* _Records supplied_:
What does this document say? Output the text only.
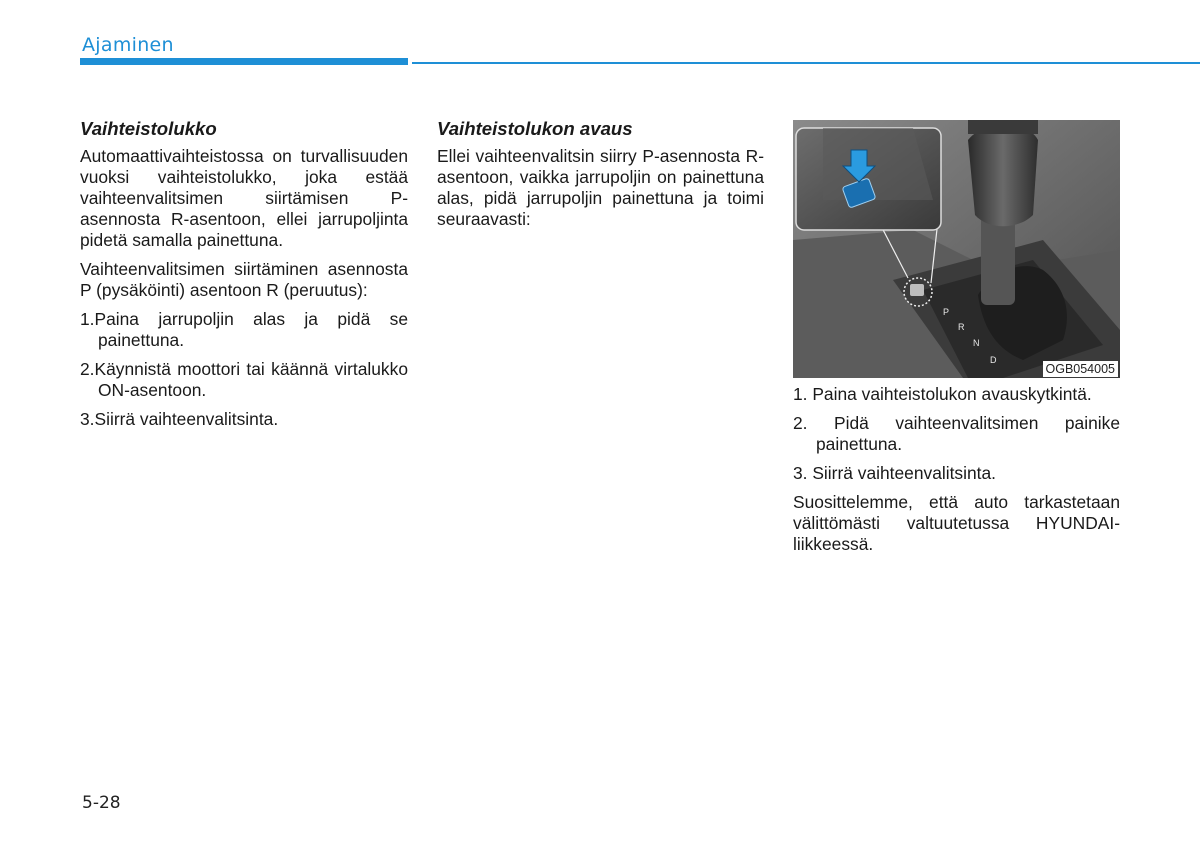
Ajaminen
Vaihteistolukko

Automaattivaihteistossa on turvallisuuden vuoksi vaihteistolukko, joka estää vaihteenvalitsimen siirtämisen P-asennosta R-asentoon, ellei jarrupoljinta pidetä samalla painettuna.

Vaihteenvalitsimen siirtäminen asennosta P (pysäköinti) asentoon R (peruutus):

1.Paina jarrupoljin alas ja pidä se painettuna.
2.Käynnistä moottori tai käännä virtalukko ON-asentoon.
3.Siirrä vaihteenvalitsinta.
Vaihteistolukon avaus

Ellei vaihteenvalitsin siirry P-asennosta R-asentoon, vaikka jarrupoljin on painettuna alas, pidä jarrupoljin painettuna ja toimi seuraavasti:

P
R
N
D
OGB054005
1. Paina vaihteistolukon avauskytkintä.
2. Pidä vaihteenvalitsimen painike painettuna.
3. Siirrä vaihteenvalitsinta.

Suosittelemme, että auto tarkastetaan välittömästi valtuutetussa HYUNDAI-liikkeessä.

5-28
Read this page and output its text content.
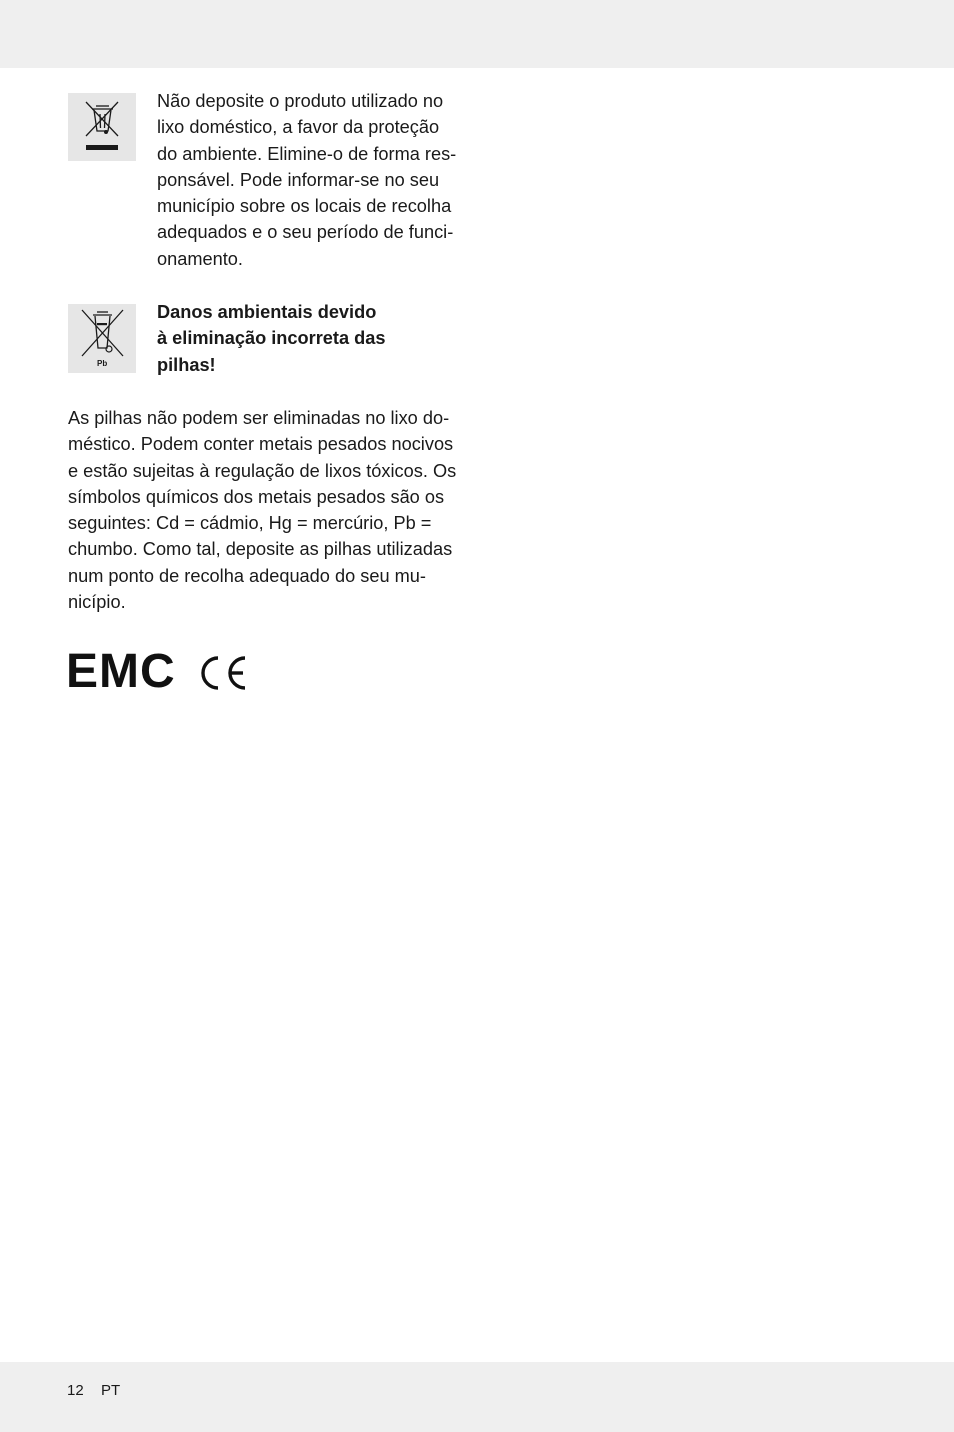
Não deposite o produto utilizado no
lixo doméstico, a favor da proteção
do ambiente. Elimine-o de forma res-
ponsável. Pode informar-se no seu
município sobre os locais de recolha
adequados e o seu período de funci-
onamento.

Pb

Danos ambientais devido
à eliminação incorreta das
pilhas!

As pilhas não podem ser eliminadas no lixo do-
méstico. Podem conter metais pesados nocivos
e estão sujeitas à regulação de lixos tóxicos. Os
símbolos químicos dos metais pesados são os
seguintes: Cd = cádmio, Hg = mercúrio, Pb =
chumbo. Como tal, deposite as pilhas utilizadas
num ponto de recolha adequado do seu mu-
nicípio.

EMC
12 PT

* _Exercise_:
Copy out all lines that carry the word "Siirrä".

* _Written response_:
3.Siirrä vaihteenvalitsinta.
3. Siirrä vaihteenvalitsinta.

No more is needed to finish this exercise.